Pick out every line in the data below that holds "sina".

**EXERCISE MATERIAL**
+ + + + + + +

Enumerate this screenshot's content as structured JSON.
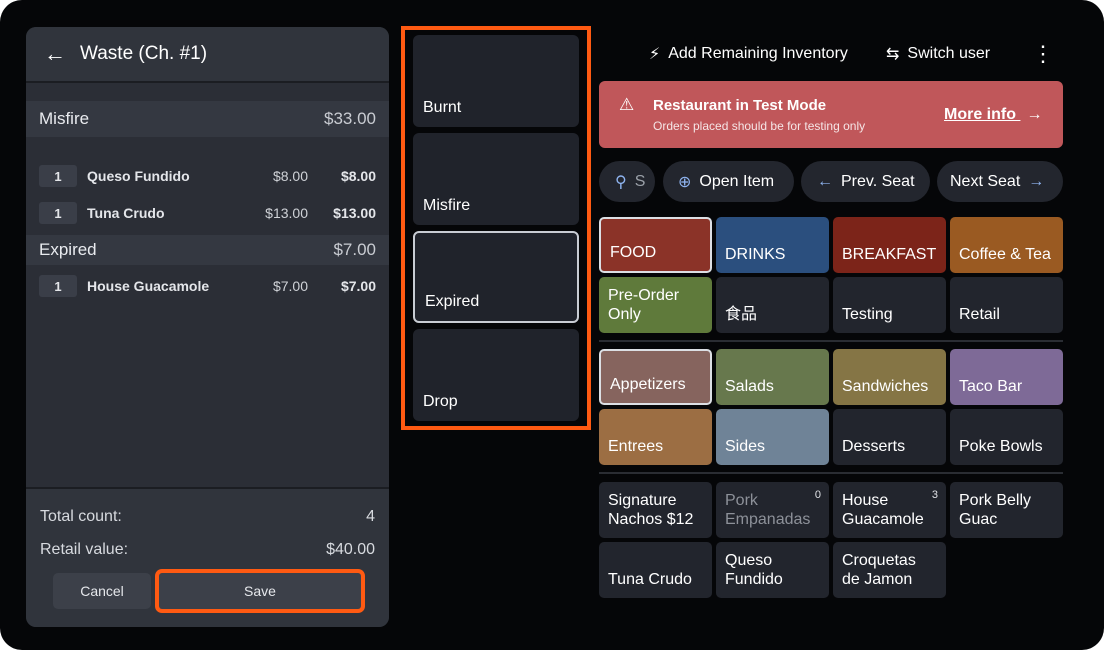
{
  "waste": {
    "title": "Waste (Ch. #1)",
    "categories": [
      {
        "name": "Misfire",
        "amount": "$33.00"
      },
      {
        "name": "Expired",
        "amount": "$7.00"
      }
    ],
    "items": [
      {
        "qty": "1",
        "name": "Queso Fundido",
        "price": "$8.00",
        "total": "$8.00"
      },
      {
        "qty": "1",
        "name": "Tuna Crudo",
        "price": "$13.00",
        "total": "$13.00"
      },
      {
        "qty": "1",
        "name": "House Guacamole",
        "price": "$7.00",
        "total": "$7.00"
      }
    ],
    "total_count_label": "Total count:",
    "total_count": "4",
    "retail_value_label": "Retail value:",
    "retail_value": "$40.00",
    "cancel_label": "Cancel",
    "save_label": "Save"
  },
  "reasons": [
    "Burnt",
    "Misfire",
    "Expired",
    "Drop"
  ],
  "topbar": {
    "add_inventory": "Add Remaining Inventory",
    "switch_user": "Switch user"
  },
  "banner": {
    "title": "Restaurant in Test Mode",
    "subtitle": "Orders placed should be for testing only",
    "link": "More info"
  },
  "pills": {
    "search_letter": "S",
    "open_item": "Open Item",
    "prev_seat": "Prev. Seat",
    "next_seat": "Next Seat"
  },
  "menu_groups": [
    {
      "label": "FOOD",
      "color": "#8b3328"
    },
    {
      "label": "DRINKS",
      "color": "#2b4f7e"
    },
    {
      "label": "BREAKFAST",
      "color": "#7c2419"
    },
    {
      "label": "Coffee & Tea",
      "color": "#9a5a22"
    },
    {
      "label": "Pre-Order Only",
      "color": "#5f7a3b"
    },
    {
      "label": "食品",
      "color": "#22252d"
    },
    {
      "label": "Testing",
      "color": "#22252d"
    },
    {
      "label": "Retail",
      "color": "#22252d"
    }
  ],
  "categories": [
    {
      "label": "Appetizers",
      "color": "#86645e"
    },
    {
      "label": "Salads",
      "color": "#67784d"
    },
    {
      "label": "Sandwiches",
      "color": "#857545"
    },
    {
      "label": "Taco Bar",
      "color": "#7e6a97"
    },
    {
      "label": "Entrees",
      "color": "#9c6e43"
    },
    {
      "label": "Sides",
      "color": "#6f8397"
    },
    {
      "label": "Desserts",
      "color": "#22252d"
    },
    {
      "label": "Poke Bowls",
      "color": "#22252d"
    }
  ],
  "products": [
    {
      "label": "Signature Nachos $12",
      "badge": ""
    },
    {
      "label": "Pork Empanadas",
      "badge": "0"
    },
    {
      "label": "House Guacamole",
      "badge": "3"
    },
    {
      "label": "Pork Belly Guac",
      "badge": ""
    },
    {
      "label": "Tuna Crudo",
      "badge": ""
    },
    {
      "label": "Queso Fundido",
      "badge": ""
    },
    {
      "label": "Croquetas de Jamon",
      "badge": ""
    }
  ]
}
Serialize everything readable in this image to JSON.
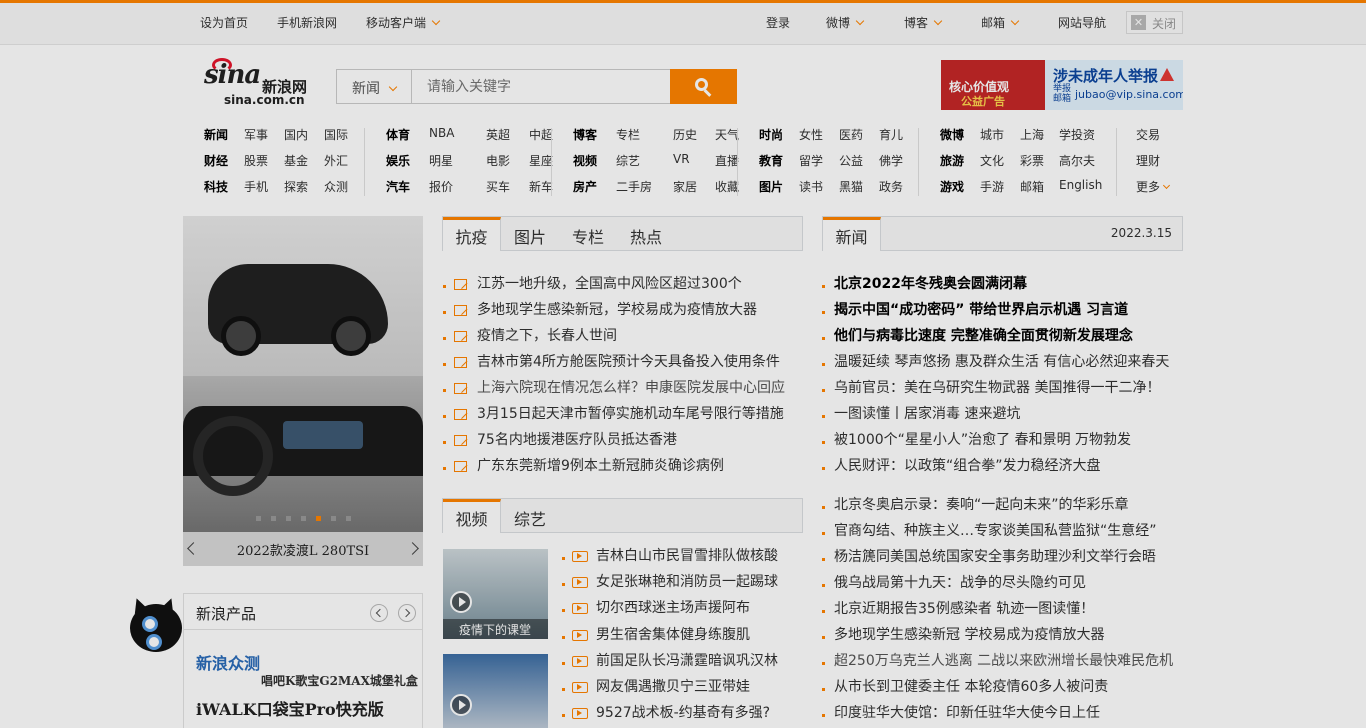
{
  "topbar": {
    "left_links": [
      "设为首页",
      "手机新浪网",
      "移动客户端"
    ],
    "right_links": [
      "登录",
      "微博",
      "博客",
      "邮箱",
      "网站导航"
    ],
    "close_label": "关闭"
  },
  "logo": {
    "brand": "sina",
    "cn": "新浪网",
    "domain": "sina.com.cn"
  },
  "search": {
    "category": "新闻",
    "placeholder": "请输入关键字"
  },
  "ad": {
    "left_line1": "核心价值观",
    "left_line2": "公益广告",
    "right_title": "涉未成年人举报",
    "right_small": "举报邮箱",
    "right_email": "jubao@vip.sina.com"
  },
  "nav": [
    [
      [
        "新闻",
        "军事",
        "国内",
        "国际"
      ],
      [
        "财经",
        "股票",
        "基金",
        "外汇"
      ],
      [
        "科技",
        "手机",
        "探索",
        "众测"
      ]
    ],
    [
      [
        "体育",
        "NBA",
        "英超",
        "中超"
      ],
      [
        "娱乐",
        "明星",
        "电影",
        "星座"
      ],
      [
        "汽车",
        "报价",
        "买车",
        "新车"
      ]
    ],
    [
      [
        "博客",
        "专栏",
        "历史",
        "天气"
      ],
      [
        "视频",
        "综艺",
        "VR",
        "直播"
      ],
      [
        "房产",
        "二手房",
        "家居",
        "收藏"
      ]
    ],
    [
      [
        "时尚",
        "女性",
        "医药",
        "育儿"
      ],
      [
        "教育",
        "留学",
        "公益",
        "佛学"
      ],
      [
        "图片",
        "读书",
        "黑猫",
        "政务"
      ]
    ],
    [
      [
        "微博",
        "城市",
        "上海",
        "学投资"
      ],
      [
        "旅游",
        "文化",
        "彩票",
        "高尔夫"
      ],
      [
        "游戏",
        "手游",
        "邮箱",
        "English"
      ]
    ],
    [
      [
        "交易"
      ],
      [
        "理财"
      ],
      [
        "更多"
      ]
    ]
  ],
  "carousel": {
    "caption": "2022款凌渡L 280TSI",
    "dot_count": 7,
    "active_dot": 5
  },
  "products": {
    "title": "新浪产品",
    "item1": "新浪众测",
    "item2": "唱吧K歌宝G2MAX城堡礼盒",
    "item3": "iWALK口袋宝Pro快充版"
  },
  "tabs_mid": [
    "抗疫",
    "图片",
    "专栏",
    "热点"
  ],
  "news_mid": [
    "江苏一地升级，全国高中风险区超过300个",
    "多地现学生感染新冠，学校易成为疫情放大器",
    "疫情之下，长春人世间",
    "吉林市第4所方舱医院预计今天具备投入使用条件",
    "上海六院现在情况怎么样？申康医院发展中心回应",
    "3月15日起天津市暂停实施机动车尾号限行等措施",
    "75名内地援港医疗队员抵达香港",
    "广东东莞新增9例本土新冠肺炎确诊病例"
  ],
  "tabs_video": [
    "视频",
    "综艺"
  ],
  "video_caption": "疫情下的课堂",
  "news_video": [
    "吉林白山市民冒雪排队做核酸",
    "女足张琳艳和消防员一起踢球",
    "切尔西球迷主场声援阿布",
    "男生宿舍集体健身练腹肌",
    "前国足队长冯潇霆暗讽巩汉林",
    "网友偶遇撒贝宁三亚带娃",
    "9527战术板-约基奇有多强?"
  ],
  "news_tab": "新闻",
  "news_date": "2022.3.15",
  "news_right_top": [
    "北京2022年冬残奥会圆满闭幕",
    "揭示中国“成功密码” 带给世界启示机遇 习言道",
    "他们与病毒比速度 完整准确全面贯彻新发展理念",
    "温暖延续 琴声悠扬 惠及群众生活 有信心必然迎来春天",
    "乌前官员：美在乌研究生物武器 美国推得一干二净！",
    "一图读懂丨居家消毒 速来避坑",
    "被1000个“星星小人”治愈了 春和景明 万物勃发",
    "人民财评：以政策“组合拳”发力稳经济大盘"
  ],
  "news_right_bottom": [
    "北京冬奥启示录：奏响“一起向未来”的华彩乐章",
    "官商勾结、种族主义…专家谈美国私营监狱“生意经”",
    "杨洁篪同美国总统国家安全事务助理沙利文举行会晤",
    "俄乌战局第十九天：战争的尽头隐约可见",
    "北京近期报告35例感染者 轨迹一图读懂！",
    "多地现学生感染新冠 学校易成为疫情放大器",
    "超250万乌克兰人逃离 二战以来欧洲增长最快难民危机",
    "从市长到卫健委主任 本轮疫情60多人被问责",
    "印度驻华大使馆：印新任驻华大使今日上任"
  ],
  "colors": {
    "accent": "#ff8400",
    "link_blue": "#2a6bb9"
  }
}
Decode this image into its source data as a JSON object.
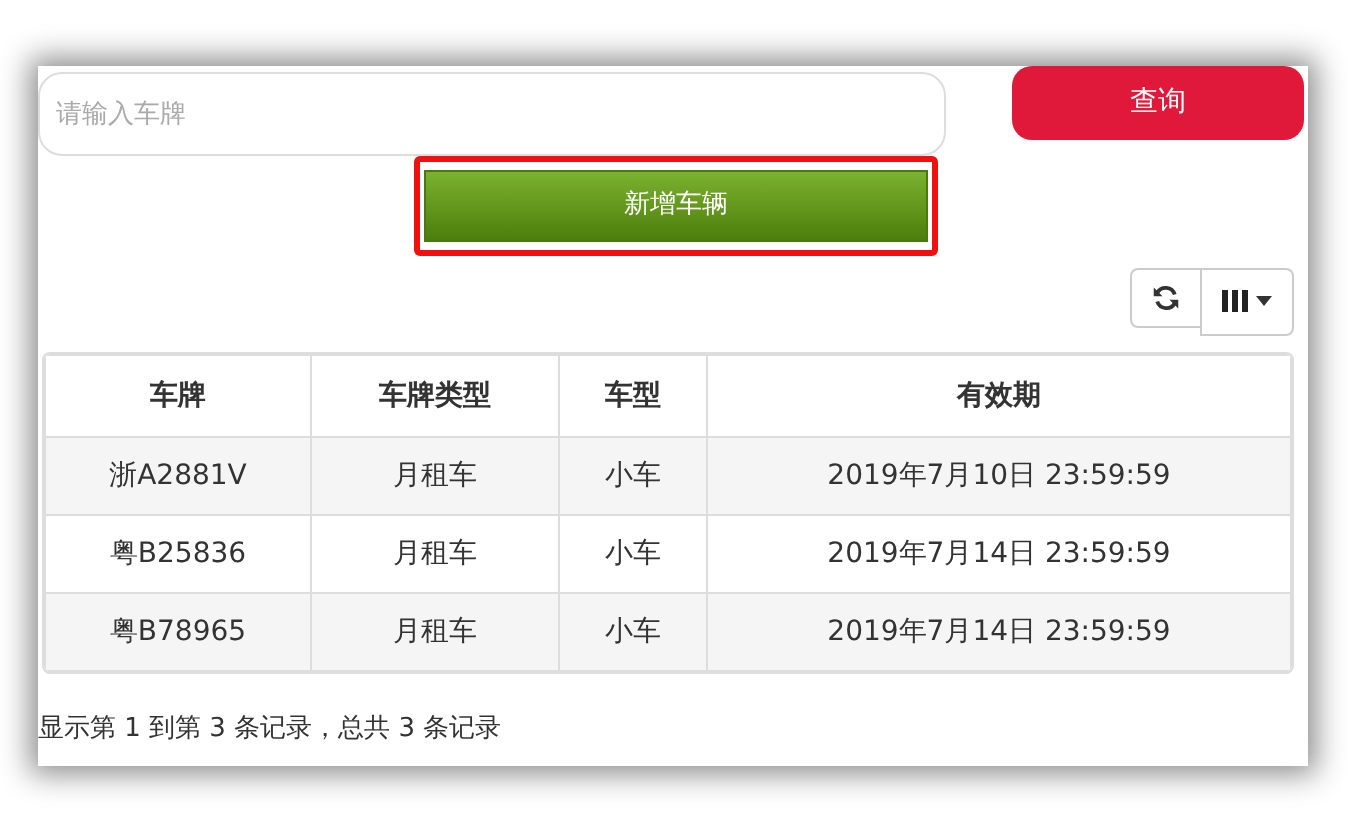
{
  "search": {
    "placeholder": "请输入车牌"
  },
  "search_button": "查询",
  "add_button": {
    "label": "新增车辆",
    "highlighted": true
  },
  "toolbar": {
    "refresh": true,
    "columns": true
  },
  "table": {
    "columns": [
      "车牌",
      "车牌类型",
      "车型",
      "有效期"
    ],
    "rows": [
      [
        "浙A2881V",
        "月租车",
        "小车",
        "2019年7月10日 23:59:59"
      ],
      [
        "粤B25836",
        "月租车",
        "小车",
        "2019年7月14日 23:59:59"
      ],
      [
        "粤B78965",
        "月租车",
        "小车",
        "2019年7月14日 23:59:59"
      ]
    ]
  },
  "footer": "显示第 1 到第 3 条记录，总共 3 条记录"
}
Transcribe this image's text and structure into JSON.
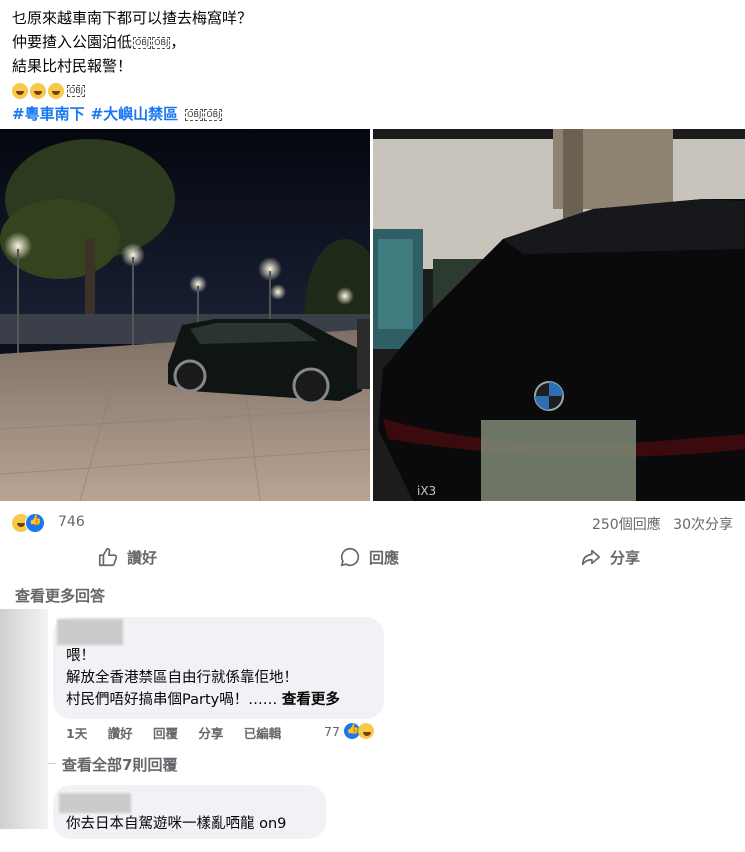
{
  "post": {
    "lines": [
      "乜原來越車南下都可以揸去梅窩咩？",
      "仲要揸入公園泊低",
      "結果比村民報警！"
    ],
    "object_marker": "OBJ",
    "hashtags": [
      "#粵車南下",
      "#大嶼山禁區"
    ]
  },
  "stats": {
    "reactions": "746",
    "comments": "250個回應",
    "shares": "30次分享"
  },
  "actions": {
    "like": "讚好",
    "comment": "回應",
    "share": "分享"
  },
  "comments_section": {
    "more_answers": "查看更多回答",
    "comment1": {
      "lines": [
        "喂！",
        "解放全香港禁區自由行就係靠佢地！",
        "村民們唔好搞串個Party喎！……"
      ],
      "see_more": "查看更多",
      "time": "1天",
      "like": "讚好",
      "reply": "回覆",
      "share": "分享",
      "edited": "已編輯",
      "reaction_count": "77"
    },
    "view_all_replies": "查看全部7則回覆",
    "comment2": {
      "text": "你去日本自駕遊咪一樣亂哂龍 on9"
    }
  },
  "photo_right": {
    "badge": "iX3"
  }
}
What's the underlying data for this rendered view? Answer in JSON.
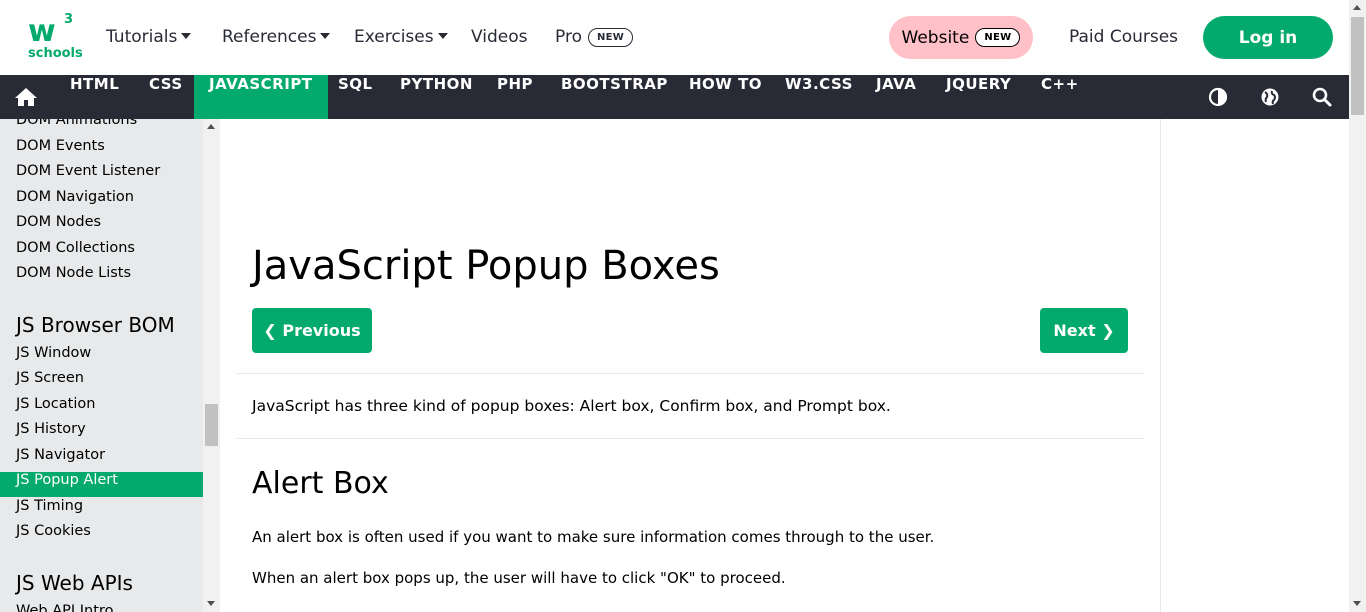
{
  "header": {
    "logo": {
      "mark": "w",
      "superscript": "3",
      "wordmark": "schools"
    },
    "nav": [
      {
        "label": "Tutorials",
        "dropdown": true
      },
      {
        "label": "References",
        "dropdown": true
      },
      {
        "label": "Exercises",
        "dropdown": true
      },
      {
        "label": "Videos",
        "dropdown": false
      },
      {
        "label": "Pro",
        "badge": "NEW"
      }
    ],
    "website_label": "Website",
    "website_badge": "NEW",
    "paid_courses": "Paid Courses",
    "login": "Log in"
  },
  "darknav": {
    "home_icon": "home-icon",
    "links": [
      "HTML",
      "CSS",
      "JAVASCRIPT",
      "SQL",
      "PYTHON",
      "PHP",
      "BOOTSTRAP",
      "HOW TO",
      "W3.CSS",
      "JAVA",
      "JQUERY",
      "C++"
    ],
    "active": "JAVASCRIPT",
    "icons": [
      "contrast-icon",
      "globe-icon",
      "search-icon"
    ]
  },
  "sidebar": {
    "dom_items": [
      "DOM Animations",
      "DOM Events",
      "DOM Event Listener",
      "DOM Navigation",
      "DOM Nodes",
      "DOM Collections",
      "DOM Node Lists"
    ],
    "bom_heading": "JS Browser BOM",
    "bom_items": [
      "JS Window",
      "JS Screen",
      "JS Location",
      "JS History",
      "JS Navigator",
      "JS Popup Alert",
      "JS Timing",
      "JS Cookies"
    ],
    "active": "JS Popup Alert",
    "webapi_heading": "JS Web APIs",
    "partial_item": "Web API Intro"
  },
  "main": {
    "title": "JavaScript Popup Boxes",
    "prev_label": "❮ Previous",
    "next_label": "Next ❯",
    "intro": "JavaScript has three kind of popup boxes: Alert box, Confirm box, and Prompt box.",
    "section_title": "Alert Box",
    "para1": "An alert box is often used if you want to make sure information comes through to the user.",
    "para2": "When an alert box pops up, the user will have to click \"OK\" to proceed."
  },
  "colors": {
    "brand_green": "#04AA6D",
    "nav_dark": "#282A35",
    "sidebar_bg": "#E7E9EB",
    "website_pink": "#FFC0C7"
  }
}
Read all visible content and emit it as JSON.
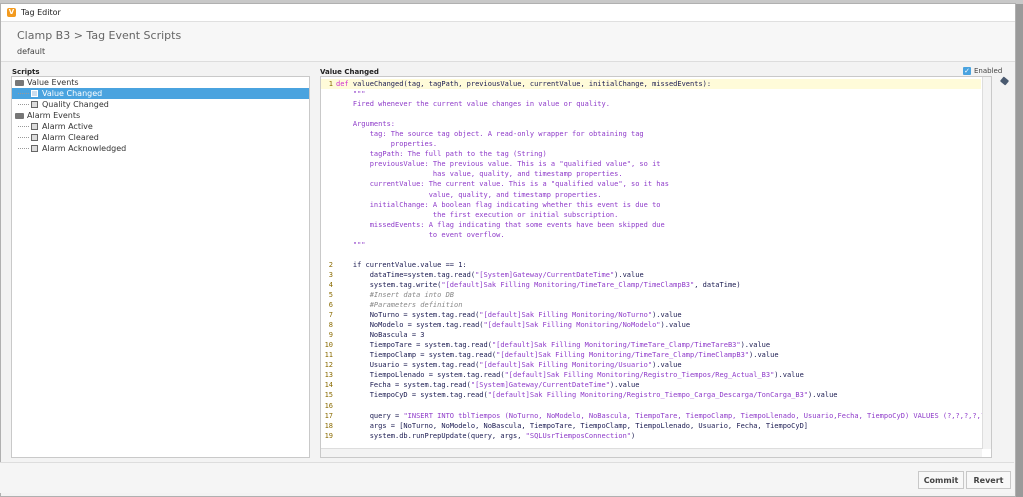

+ + + + + + +

**TASK ANSWER**
    "brand": "sina",
    "domain": "sina.com.cn"
    "right_email": "jubao@vip.sina.com"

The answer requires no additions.